▶ Aim of the exercise: Take every line from the listing below that contains "What".
:: Records for the task ::
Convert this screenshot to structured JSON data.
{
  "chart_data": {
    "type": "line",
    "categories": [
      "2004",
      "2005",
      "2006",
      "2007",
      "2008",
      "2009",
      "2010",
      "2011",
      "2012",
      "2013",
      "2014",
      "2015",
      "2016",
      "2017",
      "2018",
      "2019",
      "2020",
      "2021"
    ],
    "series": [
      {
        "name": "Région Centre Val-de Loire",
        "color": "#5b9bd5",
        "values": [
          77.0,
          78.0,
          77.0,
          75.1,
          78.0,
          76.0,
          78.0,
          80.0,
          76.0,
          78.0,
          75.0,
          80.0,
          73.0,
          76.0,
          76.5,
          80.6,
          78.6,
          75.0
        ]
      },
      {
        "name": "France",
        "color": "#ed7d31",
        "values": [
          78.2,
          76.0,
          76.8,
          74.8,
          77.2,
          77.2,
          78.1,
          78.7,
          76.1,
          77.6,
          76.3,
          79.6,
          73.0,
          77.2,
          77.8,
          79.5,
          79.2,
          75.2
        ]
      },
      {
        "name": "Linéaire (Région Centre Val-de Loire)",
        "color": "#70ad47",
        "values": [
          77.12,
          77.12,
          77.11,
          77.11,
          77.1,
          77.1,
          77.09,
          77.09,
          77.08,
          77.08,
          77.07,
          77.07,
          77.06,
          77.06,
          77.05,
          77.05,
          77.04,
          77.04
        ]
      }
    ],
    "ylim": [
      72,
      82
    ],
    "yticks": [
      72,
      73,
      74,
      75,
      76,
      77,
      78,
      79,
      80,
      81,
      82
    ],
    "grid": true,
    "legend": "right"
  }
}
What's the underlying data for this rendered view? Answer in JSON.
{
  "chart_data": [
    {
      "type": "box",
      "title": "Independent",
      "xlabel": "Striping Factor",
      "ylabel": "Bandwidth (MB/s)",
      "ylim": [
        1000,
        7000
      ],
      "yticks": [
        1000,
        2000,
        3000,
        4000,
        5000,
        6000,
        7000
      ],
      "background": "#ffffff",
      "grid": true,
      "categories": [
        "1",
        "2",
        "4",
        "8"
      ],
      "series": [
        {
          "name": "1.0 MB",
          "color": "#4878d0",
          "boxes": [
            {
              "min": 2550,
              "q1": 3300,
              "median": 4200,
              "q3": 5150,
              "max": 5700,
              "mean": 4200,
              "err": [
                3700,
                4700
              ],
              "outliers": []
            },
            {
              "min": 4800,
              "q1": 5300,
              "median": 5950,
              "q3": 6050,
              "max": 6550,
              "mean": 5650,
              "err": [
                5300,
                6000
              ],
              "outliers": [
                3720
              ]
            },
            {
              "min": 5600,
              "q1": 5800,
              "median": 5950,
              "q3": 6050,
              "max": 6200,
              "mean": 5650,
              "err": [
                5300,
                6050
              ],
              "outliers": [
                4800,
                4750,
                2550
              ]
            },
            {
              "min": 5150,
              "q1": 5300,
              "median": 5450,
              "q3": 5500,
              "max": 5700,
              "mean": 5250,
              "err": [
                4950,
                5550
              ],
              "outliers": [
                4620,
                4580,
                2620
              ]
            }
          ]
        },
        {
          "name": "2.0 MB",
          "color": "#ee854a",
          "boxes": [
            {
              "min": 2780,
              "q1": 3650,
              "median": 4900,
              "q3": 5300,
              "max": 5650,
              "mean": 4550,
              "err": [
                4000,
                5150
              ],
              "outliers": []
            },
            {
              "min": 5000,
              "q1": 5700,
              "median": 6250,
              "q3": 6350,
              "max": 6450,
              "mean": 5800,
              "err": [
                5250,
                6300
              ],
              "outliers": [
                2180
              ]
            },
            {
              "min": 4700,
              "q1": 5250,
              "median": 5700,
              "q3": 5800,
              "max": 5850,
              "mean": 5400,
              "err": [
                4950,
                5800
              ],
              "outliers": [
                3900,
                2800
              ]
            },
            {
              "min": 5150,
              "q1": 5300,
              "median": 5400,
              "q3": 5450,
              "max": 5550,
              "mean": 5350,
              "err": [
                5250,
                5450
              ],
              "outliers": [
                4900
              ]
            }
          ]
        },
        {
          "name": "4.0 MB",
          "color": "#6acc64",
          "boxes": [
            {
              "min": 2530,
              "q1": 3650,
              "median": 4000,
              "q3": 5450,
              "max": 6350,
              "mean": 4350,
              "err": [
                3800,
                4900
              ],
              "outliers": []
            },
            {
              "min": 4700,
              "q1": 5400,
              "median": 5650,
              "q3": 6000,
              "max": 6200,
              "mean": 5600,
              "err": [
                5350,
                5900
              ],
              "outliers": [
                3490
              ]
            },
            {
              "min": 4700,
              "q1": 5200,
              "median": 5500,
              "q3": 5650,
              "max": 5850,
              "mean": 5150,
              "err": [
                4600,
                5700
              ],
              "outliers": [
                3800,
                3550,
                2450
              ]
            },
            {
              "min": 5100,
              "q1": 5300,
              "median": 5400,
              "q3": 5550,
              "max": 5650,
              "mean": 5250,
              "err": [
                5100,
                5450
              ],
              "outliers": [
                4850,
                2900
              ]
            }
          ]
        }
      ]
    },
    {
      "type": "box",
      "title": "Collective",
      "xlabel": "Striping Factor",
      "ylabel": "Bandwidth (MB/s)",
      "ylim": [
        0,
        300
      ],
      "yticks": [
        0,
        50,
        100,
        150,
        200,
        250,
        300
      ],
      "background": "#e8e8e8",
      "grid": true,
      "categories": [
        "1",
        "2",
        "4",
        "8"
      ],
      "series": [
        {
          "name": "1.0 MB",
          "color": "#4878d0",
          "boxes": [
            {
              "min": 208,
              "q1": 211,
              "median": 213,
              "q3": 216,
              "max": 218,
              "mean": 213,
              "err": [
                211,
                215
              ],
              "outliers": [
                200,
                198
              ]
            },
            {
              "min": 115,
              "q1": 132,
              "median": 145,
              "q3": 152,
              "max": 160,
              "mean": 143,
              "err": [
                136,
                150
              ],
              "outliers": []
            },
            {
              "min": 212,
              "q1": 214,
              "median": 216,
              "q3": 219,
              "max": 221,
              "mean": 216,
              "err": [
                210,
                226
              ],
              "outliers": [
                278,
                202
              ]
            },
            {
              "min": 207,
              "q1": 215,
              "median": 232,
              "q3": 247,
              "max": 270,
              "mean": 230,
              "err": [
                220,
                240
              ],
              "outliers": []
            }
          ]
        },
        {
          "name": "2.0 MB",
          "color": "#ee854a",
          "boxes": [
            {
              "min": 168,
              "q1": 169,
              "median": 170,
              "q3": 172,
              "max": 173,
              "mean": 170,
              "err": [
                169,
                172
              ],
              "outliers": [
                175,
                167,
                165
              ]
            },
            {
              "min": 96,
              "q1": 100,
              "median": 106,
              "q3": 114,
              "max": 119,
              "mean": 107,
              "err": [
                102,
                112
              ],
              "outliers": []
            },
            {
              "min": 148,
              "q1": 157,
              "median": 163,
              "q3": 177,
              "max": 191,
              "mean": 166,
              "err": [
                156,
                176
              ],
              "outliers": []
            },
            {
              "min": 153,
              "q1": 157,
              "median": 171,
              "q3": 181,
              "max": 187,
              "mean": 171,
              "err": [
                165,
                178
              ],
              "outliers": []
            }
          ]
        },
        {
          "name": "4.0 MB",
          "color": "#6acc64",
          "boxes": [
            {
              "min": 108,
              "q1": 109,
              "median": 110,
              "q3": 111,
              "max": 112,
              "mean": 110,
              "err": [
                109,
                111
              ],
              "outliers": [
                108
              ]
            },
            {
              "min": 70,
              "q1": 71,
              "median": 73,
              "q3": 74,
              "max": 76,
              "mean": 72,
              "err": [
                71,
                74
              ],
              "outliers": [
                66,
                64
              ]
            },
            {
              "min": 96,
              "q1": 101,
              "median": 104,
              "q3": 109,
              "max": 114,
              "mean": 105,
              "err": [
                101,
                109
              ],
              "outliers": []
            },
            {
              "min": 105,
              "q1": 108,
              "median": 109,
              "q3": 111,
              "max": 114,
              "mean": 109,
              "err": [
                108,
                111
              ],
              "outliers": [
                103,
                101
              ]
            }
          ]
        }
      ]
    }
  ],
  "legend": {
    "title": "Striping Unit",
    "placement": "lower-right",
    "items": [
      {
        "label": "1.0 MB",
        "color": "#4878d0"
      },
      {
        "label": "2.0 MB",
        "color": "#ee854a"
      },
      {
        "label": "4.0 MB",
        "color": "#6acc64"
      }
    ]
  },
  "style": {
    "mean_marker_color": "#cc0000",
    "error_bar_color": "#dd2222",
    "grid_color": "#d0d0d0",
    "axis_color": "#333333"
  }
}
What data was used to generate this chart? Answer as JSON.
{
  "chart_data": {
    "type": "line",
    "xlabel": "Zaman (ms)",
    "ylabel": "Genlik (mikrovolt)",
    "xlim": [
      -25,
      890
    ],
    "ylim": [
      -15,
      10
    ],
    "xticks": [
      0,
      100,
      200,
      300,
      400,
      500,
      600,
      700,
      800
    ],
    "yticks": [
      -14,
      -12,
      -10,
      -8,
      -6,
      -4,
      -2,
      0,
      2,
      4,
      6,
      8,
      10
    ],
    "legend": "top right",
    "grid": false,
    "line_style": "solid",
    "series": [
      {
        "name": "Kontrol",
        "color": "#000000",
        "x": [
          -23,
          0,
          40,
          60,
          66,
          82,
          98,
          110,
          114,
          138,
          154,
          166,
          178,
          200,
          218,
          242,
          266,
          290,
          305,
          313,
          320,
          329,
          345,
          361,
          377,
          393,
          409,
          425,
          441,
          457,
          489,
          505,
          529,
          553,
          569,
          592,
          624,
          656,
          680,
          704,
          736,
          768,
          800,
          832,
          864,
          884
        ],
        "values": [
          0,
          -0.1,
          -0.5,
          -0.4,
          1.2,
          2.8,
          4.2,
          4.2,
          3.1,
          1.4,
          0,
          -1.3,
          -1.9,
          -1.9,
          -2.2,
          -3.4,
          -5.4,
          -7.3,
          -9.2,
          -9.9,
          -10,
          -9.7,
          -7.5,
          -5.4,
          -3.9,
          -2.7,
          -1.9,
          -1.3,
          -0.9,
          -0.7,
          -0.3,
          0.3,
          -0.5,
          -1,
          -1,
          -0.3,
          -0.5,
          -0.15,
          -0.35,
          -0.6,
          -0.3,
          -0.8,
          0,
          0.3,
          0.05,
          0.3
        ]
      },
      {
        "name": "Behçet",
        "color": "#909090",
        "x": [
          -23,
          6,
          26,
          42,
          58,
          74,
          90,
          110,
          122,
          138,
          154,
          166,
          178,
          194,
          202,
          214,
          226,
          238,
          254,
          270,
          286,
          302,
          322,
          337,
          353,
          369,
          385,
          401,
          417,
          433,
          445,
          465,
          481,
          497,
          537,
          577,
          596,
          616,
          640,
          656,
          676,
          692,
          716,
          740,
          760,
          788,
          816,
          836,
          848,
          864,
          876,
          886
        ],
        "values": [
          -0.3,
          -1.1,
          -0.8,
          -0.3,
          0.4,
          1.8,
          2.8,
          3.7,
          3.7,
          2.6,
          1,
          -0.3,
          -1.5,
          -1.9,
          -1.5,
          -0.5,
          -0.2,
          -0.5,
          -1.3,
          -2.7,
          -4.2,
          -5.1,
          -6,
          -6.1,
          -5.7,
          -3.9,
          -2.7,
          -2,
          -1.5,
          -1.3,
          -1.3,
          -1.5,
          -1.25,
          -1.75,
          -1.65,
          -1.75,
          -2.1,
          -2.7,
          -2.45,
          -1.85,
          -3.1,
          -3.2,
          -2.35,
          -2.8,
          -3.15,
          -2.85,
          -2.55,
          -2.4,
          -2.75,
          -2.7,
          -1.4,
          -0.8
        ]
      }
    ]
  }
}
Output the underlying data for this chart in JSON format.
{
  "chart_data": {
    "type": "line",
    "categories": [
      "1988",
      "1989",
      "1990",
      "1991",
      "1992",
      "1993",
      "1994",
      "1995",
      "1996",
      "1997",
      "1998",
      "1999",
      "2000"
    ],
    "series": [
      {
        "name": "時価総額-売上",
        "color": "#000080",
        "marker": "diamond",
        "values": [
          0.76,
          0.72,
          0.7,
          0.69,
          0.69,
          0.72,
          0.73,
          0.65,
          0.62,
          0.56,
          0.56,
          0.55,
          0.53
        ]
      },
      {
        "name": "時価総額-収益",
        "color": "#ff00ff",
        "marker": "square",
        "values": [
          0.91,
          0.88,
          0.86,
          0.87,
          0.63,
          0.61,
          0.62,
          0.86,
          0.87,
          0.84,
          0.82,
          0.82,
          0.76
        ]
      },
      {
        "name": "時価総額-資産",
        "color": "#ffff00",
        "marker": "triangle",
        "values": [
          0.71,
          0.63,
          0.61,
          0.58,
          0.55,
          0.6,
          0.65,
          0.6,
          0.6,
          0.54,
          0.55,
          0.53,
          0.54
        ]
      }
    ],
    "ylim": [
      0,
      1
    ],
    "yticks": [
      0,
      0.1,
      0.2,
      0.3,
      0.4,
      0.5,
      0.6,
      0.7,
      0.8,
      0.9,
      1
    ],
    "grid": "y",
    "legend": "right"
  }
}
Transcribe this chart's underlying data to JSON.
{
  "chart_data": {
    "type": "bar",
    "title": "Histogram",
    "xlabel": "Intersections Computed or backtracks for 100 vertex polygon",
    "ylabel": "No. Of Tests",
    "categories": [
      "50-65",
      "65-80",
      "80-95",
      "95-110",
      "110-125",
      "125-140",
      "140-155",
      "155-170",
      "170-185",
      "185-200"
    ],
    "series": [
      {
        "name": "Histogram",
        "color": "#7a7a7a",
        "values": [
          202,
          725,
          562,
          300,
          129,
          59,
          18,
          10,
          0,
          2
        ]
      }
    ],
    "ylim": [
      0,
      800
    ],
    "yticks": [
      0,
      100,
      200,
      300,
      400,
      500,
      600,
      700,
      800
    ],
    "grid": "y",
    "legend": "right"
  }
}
:::
▶ Task answer:
What's the underlying data for this rendered view? Answer in JSON.
What data was used to generate this chart? Answer as JSON.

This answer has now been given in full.